(Dataset items)
============
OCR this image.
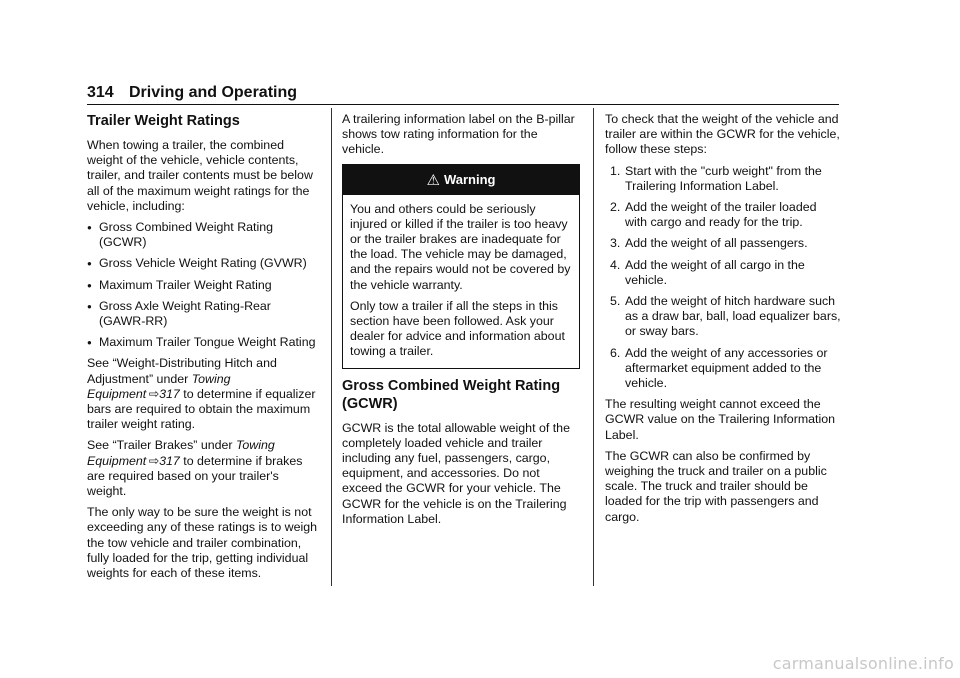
314 Driving and Operating
Trailer Weight Ratings

When towing a trailer, the combined weight of the vehicle, vehicle contents, trailer, and trailer contents must be below all of the maximum weight ratings for the vehicle, including:

● Gross Combined Weight Rating (GCWR)
● Gross Vehicle Weight Rating (GVWR)
● Maximum Trailer Weight Rating
● Gross Axle Weight Rating-Rear (GAWR-RR)
● Maximum Trailer Tongue Weight Rating

See “Weight-Distributing Hitch and Adjustment” under Towing Equipment  ⇨317 to determine if equalizer bars are required to obtain the maximum trailer weight rating.

See “Trailer Brakes” under Towing Equipment  ⇨317 to determine if brakes are required based on your trailer's weight.

The only way to be sure the weight is not exceeding any of these ratings is to weigh the tow vehicle and trailer combination, fully loaded for the trip, getting individual weights for each of these items.

A trailering information label on the B-pillar shows tow rating information for the vehicle.

⚠ Warning

You and others could be seriously injured or killed if the trailer is too heavy or the trailer brakes are inadequate for the load. The vehicle may be damaged, and the repairs would not be covered by the vehicle warranty.

Only tow a trailer if all the steps in this section have been followed. Ask your dealer for advice and information about towing a trailer.

Gross Combined Weight Rating (GCWR)

GCWR is the total allowable weight of the completely loaded vehicle and trailer including any fuel, passengers, cargo, equipment, and accessories. Do not exceed the GCWR for your vehicle. The GCWR for the vehicle is on the Trailering Information Label.

To check that the weight of the vehicle and trailer are within the GCWR for the vehicle, follow these steps:

1. Start with the "curb weight" from the Trailering Information Label.
2. Add the weight of the trailer loaded with cargo and ready for the trip.
3. Add the weight of all passengers.
4. Add the weight of all cargo in the vehicle.
5. Add the weight of hitch hardware such as a draw bar, ball, load equalizer bars, or sway bars.
6. Add the weight of any accessories or aftermarket equipment added to the vehicle.

The resulting weight cannot exceed the GCWR value on the Trailering Information Label.

The GCWR can also be confirmed by weighing the truck and trailer on a public scale. The truck and trailer should be loaded for the trip with passengers and cargo.

carmanualsonline.info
============
WORK TO DO :: Repeat everything in the records precisely. Images are excluded from the copy.

SOLUTION BELOW ::
OCR this image.
314 Driving and Operating
Trailer Weight Ratings

When towing a trailer, the combined weight of the vehicle, vehicle contents, trailer, and trailer contents must be below all of the maximum weight ratings for the vehicle, including:

● Gross Combined Weight Rating (GCWR)
● Gross Vehicle Weight Rating (GVWR)
● Maximum Trailer Weight Rating
● Gross Axle Weight Rating-Rear (GAWR-RR)
● Maximum Trailer Tongue Weight Rating

See “Weight-Distributing Hitch and Adjustment” under Towing Equipment  ⇨317 to determine if equalizer bars are required to obtain the maximum trailer weight rating.

See “Trailer Brakes” under Towing Equipment  ⇨317 to determine if brakes are required based on your trailer's weight.

The only way to be sure the weight is not exceeding any of these ratings is to weigh the tow vehicle and trailer combination, fully loaded for the trip, getting individual weights for each of these items.

A trailering information label on the B-pillar shows tow rating information for the vehicle.

⚠ Warning

You and others could be seriously injured or killed if the trailer is too heavy or the trailer brakes are inadequate for the load. The vehicle may be damaged, and the repairs would not be covered by the vehicle warranty.

Only tow a trailer if all the steps in this section have been followed. Ask your dealer for advice and information about towing a trailer.

Gross Combined Weight Rating (GCWR)

GCWR is the total allowable weight of the completely loaded vehicle and trailer including any fuel, passengers, cargo, equipment, and accessories. Do not exceed the GCWR for your vehicle. The GCWR for the vehicle is on the Trailering Information Label.

To check that the weight of the vehicle and trailer are within the GCWR for the vehicle, follow these steps:

1. Start with the "curb weight" from the Trailering Information Label.
2. Add the weight of the trailer loaded with cargo and ready for the trip.
3. Add the weight of all passengers.
4. Add the weight of all cargo in the vehicle.
5. Add the weight of hitch hardware such as a draw bar, ball, load equalizer bars, or sway bars.
6. Add the weight of any accessories or aftermarket equipment added to the vehicle.

The resulting weight cannot exceed the GCWR value on the Trailering Information Label.

The GCWR can also be confirmed by weighing the truck and trailer on a public scale. The truck and trailer should be loaded for the trip with passengers and cargo.

carmanualsonline.info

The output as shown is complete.